» **What the task asks**:
Repeat each entry as written and leave the images out of the copy.

Data excerpts:
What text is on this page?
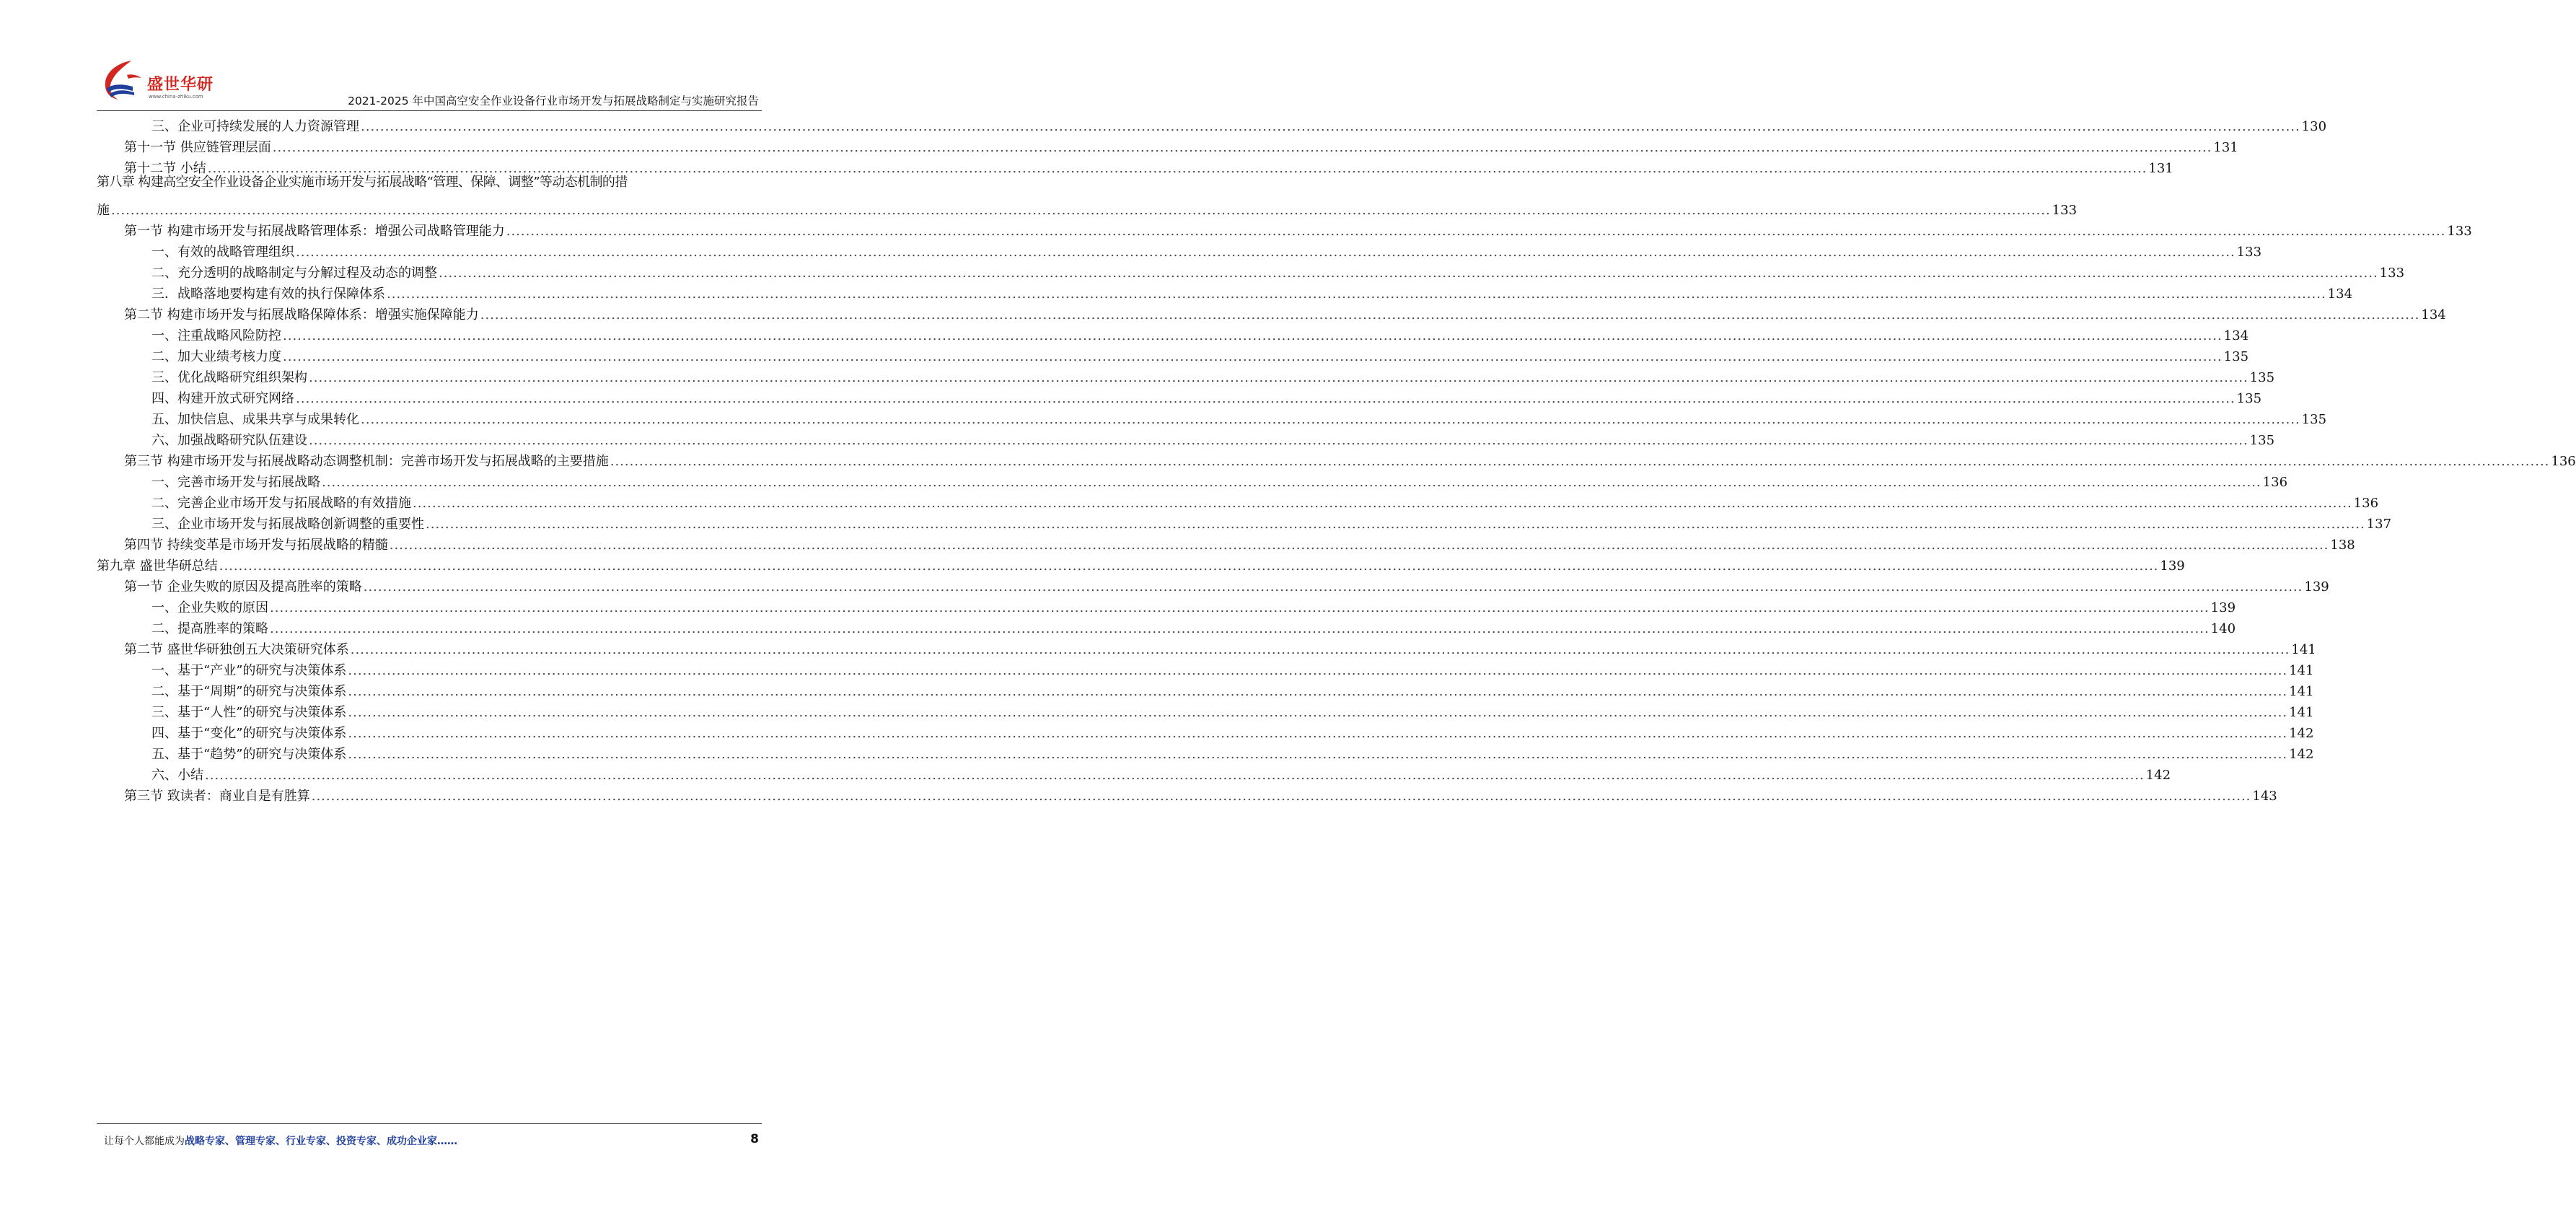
盛世华研
www.china-zhiku.com	2021-2025 年中国高空安全作业设备行业市场开发与拓展战略制定与实施研究报告
三、企业可持续发展的人力资源管理 ................................................................................................................................................................................................................................................................................................................................................................................................................ 130
第十一节 供应链管理层面 ................................................................................................................................................................................................................................................................................................................................................................................................................ 131
第十二节 小结 ................................................................................................................................................................................................................................................................................................................................................................................................................ 131
第八章 构建高空安全作业设备企业实施市场开发与拓展战略“管理、保障、调整”等动态机制的措
施 ................................................................................................................................................................................................................................................................................................................................................................................................................ 133
第一节 构建市场开发与拓展战略管理体系：增强公司战略管理能力 ................................................................................................................................................................................................................................................................................................................................................................................................................ 133
一、有效的战略管理组织 ................................................................................................................................................................................................................................................................................................................................................................................................................ 133
二、充分透明的战略制定与分解过程及动态的调整 ................................................................................................................................................................................................................................................................................................................................................................................................................ 133
三．战略落地要构建有效的执行保障体系 ................................................................................................................................................................................................................................................................................................................................................................................................................ 134
第二节 构建市场开发与拓展战略保障体系：增强实施保障能力 ................................................................................................................................................................................................................................................................................................................................................................................................................ 134
一、注重战略风险防控 ................................................................................................................................................................................................................................................................................................................................................................................................................ 134
二、加大业绩考核力度 ................................................................................................................................................................................................................................................................................................................................................................................................................ 135
三、优化战略研究组织架构 ................................................................................................................................................................................................................................................................................................................................................................................................................ 135
四、构建开放式研究网络 ................................................................................................................................................................................................................................................................................................................................................................................................................ 135
五、加快信息、成果共享与成果转化 ................................................................................................................................................................................................................................................................................................................................................................................................................ 135
六、加强战略研究队伍建设 ................................................................................................................................................................................................................................................................................................................................................................................................................ 135
第三节 构建市场开发与拓展战略动态调整机制：完善市场开发与拓展战略的主要措施 ................................................................................................................................................................................................................................................................................................................................................................................................................ 136
一、完善市场开发与拓展战略 ................................................................................................................................................................................................................................................................................................................................................................................................................ 136
二、完善企业市场开发与拓展战略的有效措施 ................................................................................................................................................................................................................................................................................................................................................................................................................ 136
三、企业市场开发与拓展战略创新调整的重要性 ................................................................................................................................................................................................................................................................................................................................................................................................................ 137
第四节 持续变革是市场开发与拓展战略的精髓 ................................................................................................................................................................................................................................................................................................................................................................................................................ 138
第九章 盛世华研总结 ................................................................................................................................................................................................................................................................................................................................................................................................................ 139
第一节 企业失败的原因及提高胜率的策略 ................................................................................................................................................................................................................................................................................................................................................................................................................ 139
一、企业失败的原因 ................................................................................................................................................................................................................................................................................................................................................................................................................ 139
二、提高胜率的策略 ................................................................................................................................................................................................................................................................................................................................................................................................................ 140
第二节 盛世华研独创五大决策研究体系 ................................................................................................................................................................................................................................................................................................................................................................................................................ 141
一、基于“产业”的研究与决策体系 ................................................................................................................................................................................................................................................................................................................................................................................................................ 141
二、基于“周期”的研究与决策体系 ................................................................................................................................................................................................................................................................................................................................................................................................................ 141
三、基于“人性”的研究与决策体系 ................................................................................................................................................................................................................................................................................................................................................................................................................ 141
四、基于“变化”的研究与决策体系 ................................................................................................................................................................................................................................................................................................................................................................................................................ 142
五、基于“趋势”的研究与决策体系 ................................................................................................................................................................................................................................................................................................................................................................................................................ 142
六、小结 ................................................................................................................................................................................................................................................................................................................................................................................................................ 142
第三节 致读者：商业自是有胜算 ................................................................................................................................................................................................................................................................................................................................................................................................................ 143
让每个人都能成为战略专家、管理专家、行业专家、投资专家、成功企业家……	8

» **Answer to the problem**:
What text is on this page?
盛世华研
www.china-zhiku.com	2021-2025 年中国高空安全作业设备行业市场开发与拓展战略制定与实施研究报告
三、企业可持续发展的人力资源管理 ................................................................................................................................................................................................................................................................................................................................................................................................................ 130
第十一节 供应链管理层面 ................................................................................................................................................................................................................................................................................................................................................................................................................ 131
第十二节 小结 ................................................................................................................................................................................................................................................................................................................................................................................................................ 131
第八章 构建高空安全作业设备企业实施市场开发与拓展战略“管理、保障、调整”等动态机制的措
施 ................................................................................................................................................................................................................................................................................................................................................................................................................ 133
第一节 构建市场开发与拓展战略管理体系：增强公司战略管理能力 ................................................................................................................................................................................................................................................................................................................................................................................................................ 133
一、有效的战略管理组织 ................................................................................................................................................................................................................................................................................................................................................................................................................ 133
二、充分透明的战略制定与分解过程及动态的调整 ................................................................................................................................................................................................................................................................................................................................................................................................................ 133
三．战略落地要构建有效的执行保障体系 ................................................................................................................................................................................................................................................................................................................................................................................................................ 134
第二节 构建市场开发与拓展战略保障体系：增强实施保障能力 ................................................................................................................................................................................................................................................................................................................................................................................................................ 134
一、注重战略风险防控 ................................................................................................................................................................................................................................................................................................................................................................................................................ 134
二、加大业绩考核力度 ................................................................................................................................................................................................................................................................................................................................................................................................................ 135
三、优化战略研究组织架构 ................................................................................................................................................................................................................................................................................................................................................................................................................ 135
四、构建开放式研究网络 ................................................................................................................................................................................................................................................................................................................................................................................................................ 135
五、加快信息、成果共享与成果转化 ................................................................................................................................................................................................................................................................................................................................................................................................................ 135
六、加强战略研究队伍建设 ................................................................................................................................................................................................................................................................................................................................................................................................................ 135
第三节 构建市场开发与拓展战略动态调整机制：完善市场开发与拓展战略的主要措施 ................................................................................................................................................................................................................................................................................................................................................................................................................ 136
一、完善市场开发与拓展战略 ................................................................................................................................................................................................................................................................................................................................................................................................................ 136
二、完善企业市场开发与拓展战略的有效措施 ................................................................................................................................................................................................................................................................................................................................................................................................................ 136
三、企业市场开发与拓展战略创新调整的重要性 ................................................................................................................................................................................................................................................................................................................................................................................................................ 137
第四节 持续变革是市场开发与拓展战略的精髓 ................................................................................................................................................................................................................................................................................................................................................................................................................ 138
第九章 盛世华研总结 ................................................................................................................................................................................................................................................................................................................................................................................................................ 139
第一节 企业失败的原因及提高胜率的策略 ................................................................................................................................................................................................................................................................................................................................................................................................................ 139
一、企业失败的原因 ................................................................................................................................................................................................................................................................................................................................................................................................................ 139
二、提高胜率的策略 ................................................................................................................................................................................................................................................................................................................................................................................................................ 140
第二节 盛世华研独创五大决策研究体系 ................................................................................................................................................................................................................................................................................................................................................................................................................ 141
一、基于“产业”的研究与决策体系 ................................................................................................................................................................................................................................................................................................................................................................................................................ 141
二、基于“周期”的研究与决策体系 ................................................................................................................................................................................................................................................................................................................................................................................................................ 141
三、基于“人性”的研究与决策体系 ................................................................................................................................................................................................................................................................................................................................................................................................................ 141
四、基于“变化”的研究与决策体系 ................................................................................................................................................................................................................................................................................................................................................................................................................ 142
五、基于“趋势”的研究与决策体系 ................................................................................................................................................................................................................................................................................................................................................................................................................ 142
六、小结 ................................................................................................................................................................................................................................................................................................................................................................................................................ 142
第三节 致读者：商业自是有胜算 ................................................................................................................................................................................................................................................................................................................................................................................................................ 143
让每个人都能成为战略专家、管理专家、行业专家、投资专家、成功企业家……	8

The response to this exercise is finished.